=== Records provided ===

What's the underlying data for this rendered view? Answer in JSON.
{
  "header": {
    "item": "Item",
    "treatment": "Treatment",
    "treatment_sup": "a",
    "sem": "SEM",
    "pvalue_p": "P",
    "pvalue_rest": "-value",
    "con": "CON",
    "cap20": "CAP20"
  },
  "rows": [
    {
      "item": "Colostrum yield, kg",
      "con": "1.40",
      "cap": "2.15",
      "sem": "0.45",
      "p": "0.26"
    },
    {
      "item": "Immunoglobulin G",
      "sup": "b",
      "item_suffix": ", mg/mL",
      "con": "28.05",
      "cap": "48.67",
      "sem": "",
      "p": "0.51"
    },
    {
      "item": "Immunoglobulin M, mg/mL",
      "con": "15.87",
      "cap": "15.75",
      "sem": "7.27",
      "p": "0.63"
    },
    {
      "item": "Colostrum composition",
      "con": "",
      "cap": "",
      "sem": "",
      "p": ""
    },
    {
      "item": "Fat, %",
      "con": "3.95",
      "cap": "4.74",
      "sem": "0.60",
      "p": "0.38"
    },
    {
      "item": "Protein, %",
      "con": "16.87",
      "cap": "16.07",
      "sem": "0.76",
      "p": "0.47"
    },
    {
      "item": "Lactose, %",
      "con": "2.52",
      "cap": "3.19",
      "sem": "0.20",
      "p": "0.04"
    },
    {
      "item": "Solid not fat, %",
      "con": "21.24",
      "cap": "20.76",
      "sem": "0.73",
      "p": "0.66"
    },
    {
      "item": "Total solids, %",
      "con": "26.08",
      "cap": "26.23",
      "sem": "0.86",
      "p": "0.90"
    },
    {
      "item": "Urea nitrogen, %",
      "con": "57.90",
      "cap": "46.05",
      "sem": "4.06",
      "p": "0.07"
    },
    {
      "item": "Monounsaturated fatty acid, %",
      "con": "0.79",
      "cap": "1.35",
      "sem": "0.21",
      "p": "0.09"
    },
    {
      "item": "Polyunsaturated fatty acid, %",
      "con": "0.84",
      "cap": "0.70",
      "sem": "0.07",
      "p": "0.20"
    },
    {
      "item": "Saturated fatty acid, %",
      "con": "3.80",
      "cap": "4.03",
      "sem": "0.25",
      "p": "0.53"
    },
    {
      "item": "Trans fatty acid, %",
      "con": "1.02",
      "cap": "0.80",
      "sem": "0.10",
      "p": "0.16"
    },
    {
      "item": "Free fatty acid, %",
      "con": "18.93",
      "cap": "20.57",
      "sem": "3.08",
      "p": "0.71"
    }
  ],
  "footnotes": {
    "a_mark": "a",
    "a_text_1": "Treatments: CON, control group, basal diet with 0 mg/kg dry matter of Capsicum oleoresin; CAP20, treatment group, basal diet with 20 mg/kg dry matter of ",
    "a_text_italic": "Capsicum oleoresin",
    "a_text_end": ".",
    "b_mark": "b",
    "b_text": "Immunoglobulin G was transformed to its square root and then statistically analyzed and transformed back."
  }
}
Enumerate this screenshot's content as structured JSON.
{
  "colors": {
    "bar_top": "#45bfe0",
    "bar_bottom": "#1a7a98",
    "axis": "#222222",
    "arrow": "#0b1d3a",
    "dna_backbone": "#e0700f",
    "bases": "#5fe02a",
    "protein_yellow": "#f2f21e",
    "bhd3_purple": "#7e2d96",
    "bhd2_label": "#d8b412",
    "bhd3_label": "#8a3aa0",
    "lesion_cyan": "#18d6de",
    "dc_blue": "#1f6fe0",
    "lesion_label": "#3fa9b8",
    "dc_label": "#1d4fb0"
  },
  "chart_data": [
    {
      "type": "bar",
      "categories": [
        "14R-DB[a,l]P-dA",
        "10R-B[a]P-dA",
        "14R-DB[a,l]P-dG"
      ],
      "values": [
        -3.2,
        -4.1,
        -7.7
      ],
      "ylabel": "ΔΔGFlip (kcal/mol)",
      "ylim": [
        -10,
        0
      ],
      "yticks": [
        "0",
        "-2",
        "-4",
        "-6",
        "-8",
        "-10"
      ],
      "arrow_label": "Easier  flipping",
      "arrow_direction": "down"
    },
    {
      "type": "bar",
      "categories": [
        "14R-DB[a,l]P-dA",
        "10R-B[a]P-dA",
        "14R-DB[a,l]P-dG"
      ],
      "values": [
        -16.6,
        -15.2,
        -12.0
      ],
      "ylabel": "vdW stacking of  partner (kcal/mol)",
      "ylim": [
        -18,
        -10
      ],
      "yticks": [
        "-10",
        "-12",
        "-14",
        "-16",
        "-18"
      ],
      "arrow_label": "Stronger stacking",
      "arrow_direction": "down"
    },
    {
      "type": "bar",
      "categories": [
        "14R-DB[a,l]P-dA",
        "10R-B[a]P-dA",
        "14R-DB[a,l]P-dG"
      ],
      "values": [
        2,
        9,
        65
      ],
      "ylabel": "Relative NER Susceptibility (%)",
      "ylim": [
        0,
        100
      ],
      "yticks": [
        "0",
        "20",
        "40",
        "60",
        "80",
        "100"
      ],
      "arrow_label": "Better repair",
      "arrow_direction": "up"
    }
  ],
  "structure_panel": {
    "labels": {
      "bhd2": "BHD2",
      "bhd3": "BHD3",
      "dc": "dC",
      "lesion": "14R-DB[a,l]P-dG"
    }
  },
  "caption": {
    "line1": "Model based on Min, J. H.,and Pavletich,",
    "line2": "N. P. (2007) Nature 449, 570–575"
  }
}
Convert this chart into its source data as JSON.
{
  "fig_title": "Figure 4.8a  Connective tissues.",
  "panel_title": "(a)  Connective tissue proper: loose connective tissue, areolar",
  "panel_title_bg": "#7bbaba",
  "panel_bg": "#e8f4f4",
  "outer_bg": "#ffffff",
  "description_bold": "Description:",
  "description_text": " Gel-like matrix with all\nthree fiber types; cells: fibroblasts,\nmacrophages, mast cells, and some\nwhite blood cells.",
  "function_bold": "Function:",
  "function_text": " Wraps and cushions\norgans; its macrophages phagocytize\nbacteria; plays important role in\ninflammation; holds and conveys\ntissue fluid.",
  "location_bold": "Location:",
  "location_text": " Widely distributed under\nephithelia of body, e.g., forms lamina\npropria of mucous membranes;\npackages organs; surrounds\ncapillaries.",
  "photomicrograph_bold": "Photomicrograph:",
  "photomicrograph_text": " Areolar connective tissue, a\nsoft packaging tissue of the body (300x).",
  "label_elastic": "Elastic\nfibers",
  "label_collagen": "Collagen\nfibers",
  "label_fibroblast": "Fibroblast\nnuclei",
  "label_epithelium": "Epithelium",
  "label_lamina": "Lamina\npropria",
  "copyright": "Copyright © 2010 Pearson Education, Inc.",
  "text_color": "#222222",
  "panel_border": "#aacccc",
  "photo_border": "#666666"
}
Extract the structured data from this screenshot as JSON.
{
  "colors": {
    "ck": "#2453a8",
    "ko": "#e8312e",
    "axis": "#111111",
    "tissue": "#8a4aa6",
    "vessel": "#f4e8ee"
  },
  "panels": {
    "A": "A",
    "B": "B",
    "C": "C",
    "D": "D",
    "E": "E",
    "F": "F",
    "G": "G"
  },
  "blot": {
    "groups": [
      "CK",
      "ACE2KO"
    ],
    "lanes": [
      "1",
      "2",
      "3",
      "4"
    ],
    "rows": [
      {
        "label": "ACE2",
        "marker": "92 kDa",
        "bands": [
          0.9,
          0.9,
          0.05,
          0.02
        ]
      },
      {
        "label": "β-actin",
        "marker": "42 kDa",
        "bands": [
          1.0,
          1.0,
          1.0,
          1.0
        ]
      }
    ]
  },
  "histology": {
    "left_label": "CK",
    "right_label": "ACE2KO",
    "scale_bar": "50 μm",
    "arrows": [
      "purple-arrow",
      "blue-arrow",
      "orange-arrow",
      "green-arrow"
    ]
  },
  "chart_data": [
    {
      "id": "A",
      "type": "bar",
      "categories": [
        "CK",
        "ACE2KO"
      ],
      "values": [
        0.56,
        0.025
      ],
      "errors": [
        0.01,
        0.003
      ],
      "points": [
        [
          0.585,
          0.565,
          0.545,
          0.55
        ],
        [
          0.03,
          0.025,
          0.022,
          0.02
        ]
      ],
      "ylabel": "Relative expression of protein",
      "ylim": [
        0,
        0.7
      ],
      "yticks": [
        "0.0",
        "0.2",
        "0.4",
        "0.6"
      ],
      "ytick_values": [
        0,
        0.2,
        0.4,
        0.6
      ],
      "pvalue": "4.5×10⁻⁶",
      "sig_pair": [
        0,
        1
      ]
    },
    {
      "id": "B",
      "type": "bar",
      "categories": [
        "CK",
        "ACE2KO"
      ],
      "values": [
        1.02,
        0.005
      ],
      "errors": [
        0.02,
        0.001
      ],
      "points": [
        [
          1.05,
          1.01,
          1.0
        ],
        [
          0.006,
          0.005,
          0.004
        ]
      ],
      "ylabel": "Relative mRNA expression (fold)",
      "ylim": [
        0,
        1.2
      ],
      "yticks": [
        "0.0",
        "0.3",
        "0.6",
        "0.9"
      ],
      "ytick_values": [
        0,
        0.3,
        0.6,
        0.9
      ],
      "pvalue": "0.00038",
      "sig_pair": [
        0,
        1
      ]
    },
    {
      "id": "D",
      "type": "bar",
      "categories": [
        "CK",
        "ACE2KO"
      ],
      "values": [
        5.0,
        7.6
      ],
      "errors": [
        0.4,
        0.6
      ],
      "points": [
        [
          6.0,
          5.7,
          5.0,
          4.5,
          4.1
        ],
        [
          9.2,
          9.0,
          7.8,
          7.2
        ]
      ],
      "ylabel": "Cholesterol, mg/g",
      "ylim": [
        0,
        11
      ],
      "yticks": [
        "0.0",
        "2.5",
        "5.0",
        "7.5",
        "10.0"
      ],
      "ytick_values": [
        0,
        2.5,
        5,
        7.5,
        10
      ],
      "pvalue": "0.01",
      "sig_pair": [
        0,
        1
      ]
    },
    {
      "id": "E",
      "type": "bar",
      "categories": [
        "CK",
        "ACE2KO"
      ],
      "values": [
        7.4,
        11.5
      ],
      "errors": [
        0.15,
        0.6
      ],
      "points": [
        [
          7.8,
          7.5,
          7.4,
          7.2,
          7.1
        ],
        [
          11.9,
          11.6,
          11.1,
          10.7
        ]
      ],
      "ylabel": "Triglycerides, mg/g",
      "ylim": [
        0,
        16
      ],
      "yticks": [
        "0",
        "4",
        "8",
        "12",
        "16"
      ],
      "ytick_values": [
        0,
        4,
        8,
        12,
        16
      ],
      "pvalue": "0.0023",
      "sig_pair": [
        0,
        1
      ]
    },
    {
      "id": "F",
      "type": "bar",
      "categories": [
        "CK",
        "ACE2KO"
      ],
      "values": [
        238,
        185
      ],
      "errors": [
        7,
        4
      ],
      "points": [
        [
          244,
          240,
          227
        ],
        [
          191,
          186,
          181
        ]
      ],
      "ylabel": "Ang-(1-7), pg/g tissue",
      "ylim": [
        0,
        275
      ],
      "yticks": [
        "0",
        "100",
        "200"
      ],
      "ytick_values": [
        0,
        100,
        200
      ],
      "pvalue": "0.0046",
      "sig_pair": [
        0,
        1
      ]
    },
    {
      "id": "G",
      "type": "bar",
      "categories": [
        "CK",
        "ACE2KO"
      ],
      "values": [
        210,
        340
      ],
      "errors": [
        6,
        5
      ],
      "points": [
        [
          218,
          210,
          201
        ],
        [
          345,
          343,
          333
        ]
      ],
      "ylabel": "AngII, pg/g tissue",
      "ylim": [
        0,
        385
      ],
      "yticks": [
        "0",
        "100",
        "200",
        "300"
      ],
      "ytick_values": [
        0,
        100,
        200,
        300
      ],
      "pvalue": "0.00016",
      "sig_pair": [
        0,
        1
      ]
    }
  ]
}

===

### Work item
Go through the listing, and whenever a line contains the string "Capsicum", copy that line.

### Task result
    "a_text_1": "Treatments: CON, control group, basal diet with 0 mg/kg dry matter of Capsicum oleoresin; CAP20, treatment group, basal diet with 20 mg/kg dry matter of ",
    "a_text_italic": "Capsicum oleoresin",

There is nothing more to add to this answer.